- [Recorded data]
◇ ◇ ◇
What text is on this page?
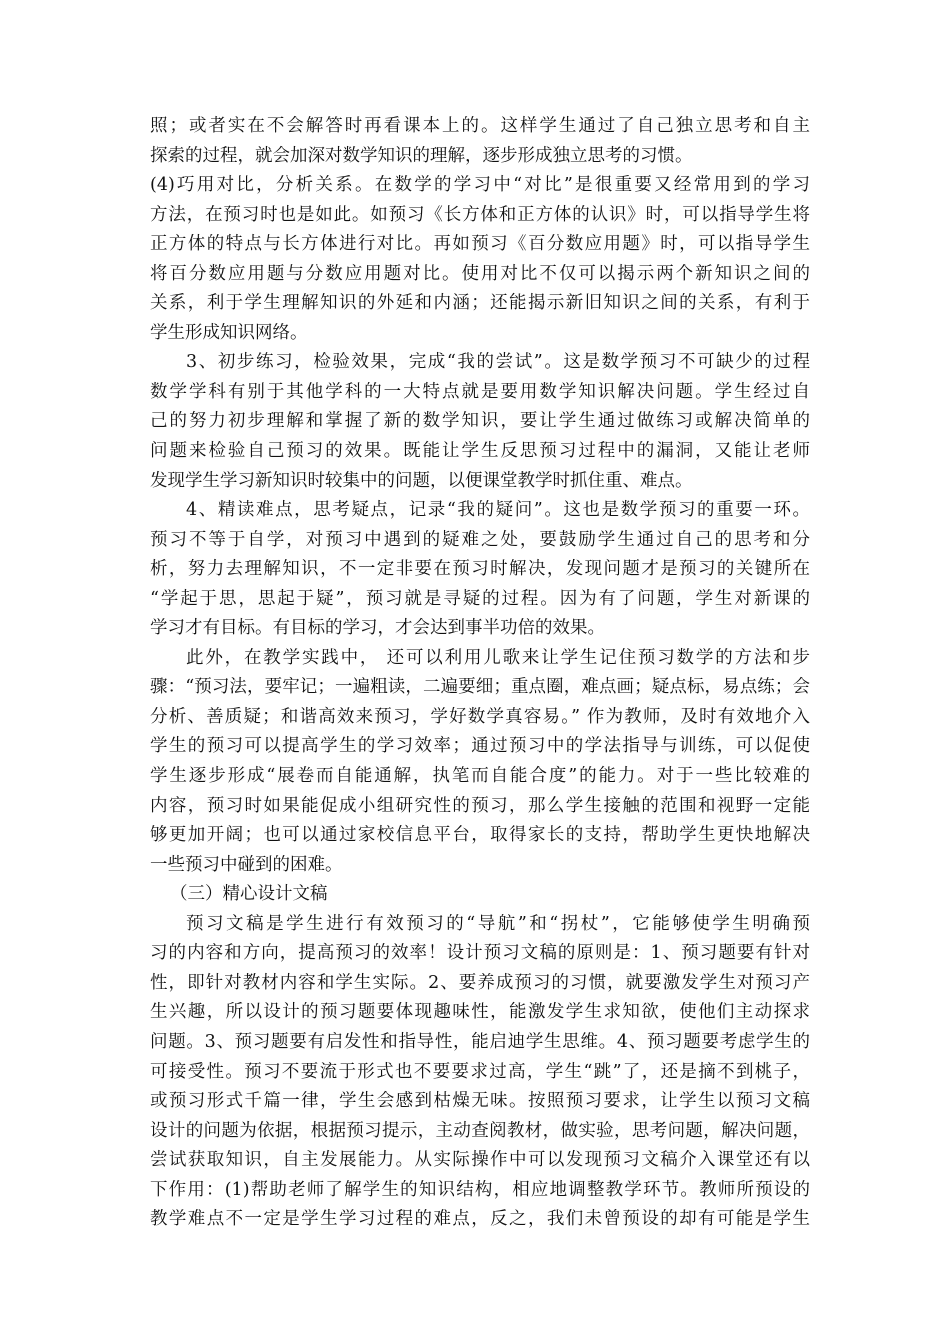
照；或者实在不会解答时再看课本上的。这样学生通过了自己独立思考和自主
探索的过程，就会加深对数学知识的理解，逐步形成独立思考的习惯。
(4)巧用对比，分析关系。在数学的学习中“对比”是很重要又经常用到的学习
方法，在预习时也是如此。如预习《长方体和正方体的认识》时，可以指导学生将
正方体的特点与长方体进行对比。再如预习《百分数应用题》时，可以指导学生
将百分数应用题与分数应用题对比。使用对比不仅可以揭示两个新知识之间的
关系，利于学生理解知识的外延和内涵；还能揭示新旧知识之间的关系，有利于
学生形成知识网络。
3、初步练习，检验效果，完成“我的尝试”。这是数学预习不可缺少的过程
数学学科有别于其他学科的一大特点就是要用数学知识解决问题。学生经过自
己的努力初步理解和掌握了新的数学知识，要让学生通过做练习或解决简单的
问题来检验自己预习的效果。既能让学生反思预习过程中的漏洞，又能让老师
发现学生学习新知识时较集中的问题，以便课堂教学时抓住重、难点。
4、精读难点，思考疑点，记录“我的疑问”。这也是数学预习的重要一环。
预习不等于自学，对预习中遇到的疑难之处，要鼓励学生通过自己的思考和分
析，努力去理解知识，不一定非要在预习时解决，发现问题才是预习的关键所在
“学起于思，思起于疑”，预习就是寻疑的过程。因为有了问题，学生对新课的
学习才有目标。有目标的学习，才会达到事半功倍的效果。
此外，在教学实践中， 还可以利用儿歌来让学生记住预习数学的方法和步
骤：“预习法，要牢记；一遍粗读，二遍要细；重点圈，难点画；疑点标，易点练；会
分析、善质疑；和谐高效来预习，学好数学真容易。” 作为教师，及时有效地介入
学生的预习可以提高学生的学习效率；通过预习中的学法指导与训练，可以促使
学生逐步形成“展卷而自能通解，执笔而自能合度”的能力。对于一些比较难的
内容，预习时如果能促成小组研究性的预习，那么学生接触的范围和视野一定能
够更加开阔；也可以通过家校信息平台，取得家长的支持，帮助学生更快地解决
一些预习中碰到的困难。
（三）精心设计文稿
预习文稿是学生进行有效预习的“导航”和“拐杖”，它能够使学生明确预
习的内容和方向，提高预习的效率！设计预习文稿的原则是：1、预习题要有针对
性，即针对教材内容和学生实际。2、要养成预习的习惯，就要激发学生对预习产
生兴趣，所以设计的预习题要体现趣味性，能激发学生求知欲，使他们主动探求
问题。3、预习题要有启发性和指导性，能启迪学生思维。4、预习题要考虑学生的
可接受性。预习不要流于形式也不要要求过高，学生“跳”了，还是摘不到桃子，
或预习形式千篇一律，学生会感到枯燥无味。按照预习要求，让学生以预习文稿
设计的问题为依据，根据预习提示，主动查阅教材，做实验，思考问题，解决问题，
尝试获取知识，自主发展能力。从实际操作中可以发现预习文稿介入课堂还有以
下作用：(1)帮助老师了解学生的知识结构，相应地调整教学环节。教师所预设的
教学难点不一定是学生学习过程的难点，反之，我们未曾预设的却有可能是学生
◇ ◇ ◇
- [Do this] Pictures are excluded; repeat every record exactly.

- [Complete answer]
What text is on this page?
照；或者实在不会解答时再看课本上的。这样学生通过了自己独立思考和自主
探索的过程，就会加深对数学知识的理解，逐步形成独立思考的习惯。
(4)巧用对比，分析关系。在数学的学习中“对比”是很重要又经常用到的学习
方法，在预习时也是如此。如预习《长方体和正方体的认识》时，可以指导学生将
正方体的特点与长方体进行对比。再如预习《百分数应用题》时，可以指导学生
将百分数应用题与分数应用题对比。使用对比不仅可以揭示两个新知识之间的
关系，利于学生理解知识的外延和内涵；还能揭示新旧知识之间的关系，有利于
学生形成知识网络。
3、初步练习，检验效果，完成“我的尝试”。这是数学预习不可缺少的过程
数学学科有别于其他学科的一大特点就是要用数学知识解决问题。学生经过自
己的努力初步理解和掌握了新的数学知识，要让学生通过做练习或解决简单的
问题来检验自己预习的效果。既能让学生反思预习过程中的漏洞，又能让老师
发现学生学习新知识时较集中的问题，以便课堂教学时抓住重、难点。
4、精读难点，思考疑点，记录“我的疑问”。这也是数学预习的重要一环。
预习不等于自学，对预习中遇到的疑难之处，要鼓励学生通过自己的思考和分
析，努力去理解知识，不一定非要在预习时解决，发现问题才是预习的关键所在
“学起于思，思起于疑”，预习就是寻疑的过程。因为有了问题，学生对新课的
学习才有目标。有目标的学习，才会达到事半功倍的效果。
此外，在教学实践中， 还可以利用儿歌来让学生记住预习数学的方法和步
骤：“预习法，要牢记；一遍粗读，二遍要细；重点圈，难点画；疑点标，易点练；会
分析、善质疑；和谐高效来预习，学好数学真容易。” 作为教师，及时有效地介入
学生的预习可以提高学生的学习效率；通过预习中的学法指导与训练，可以促使
学生逐步形成“展卷而自能通解，执笔而自能合度”的能力。对于一些比较难的
内容，预习时如果能促成小组研究性的预习，那么学生接触的范围和视野一定能
够更加开阔；也可以通过家校信息平台，取得家长的支持，帮助学生更快地解决
一些预习中碰到的困难。
（三）精心设计文稿
预习文稿是学生进行有效预习的“导航”和“拐杖”，它能够使学生明确预
习的内容和方向，提高预习的效率！设计预习文稿的原则是：1、预习题要有针对
性，即针对教材内容和学生实际。2、要养成预习的习惯，就要激发学生对预习产
生兴趣，所以设计的预习题要体现趣味性，能激发学生求知欲，使他们主动探求
问题。3、预习题要有启发性和指导性，能启迪学生思维。4、预习题要考虑学生的
可接受性。预习不要流于形式也不要要求过高，学生“跳”了，还是摘不到桃子，
或预习形式千篇一律，学生会感到枯燥无味。按照预习要求，让学生以预习文稿
设计的问题为依据，根据预习提示，主动查阅教材，做实验，思考问题，解决问题，
尝试获取知识，自主发展能力。从实际操作中可以发现预习文稿介入课堂还有以
下作用：(1)帮助老师了解学生的知识结构，相应地调整教学环节。教师所预设的
教学难点不一定是学生学习过程的难点，反之，我们未曾预设的却有可能是学生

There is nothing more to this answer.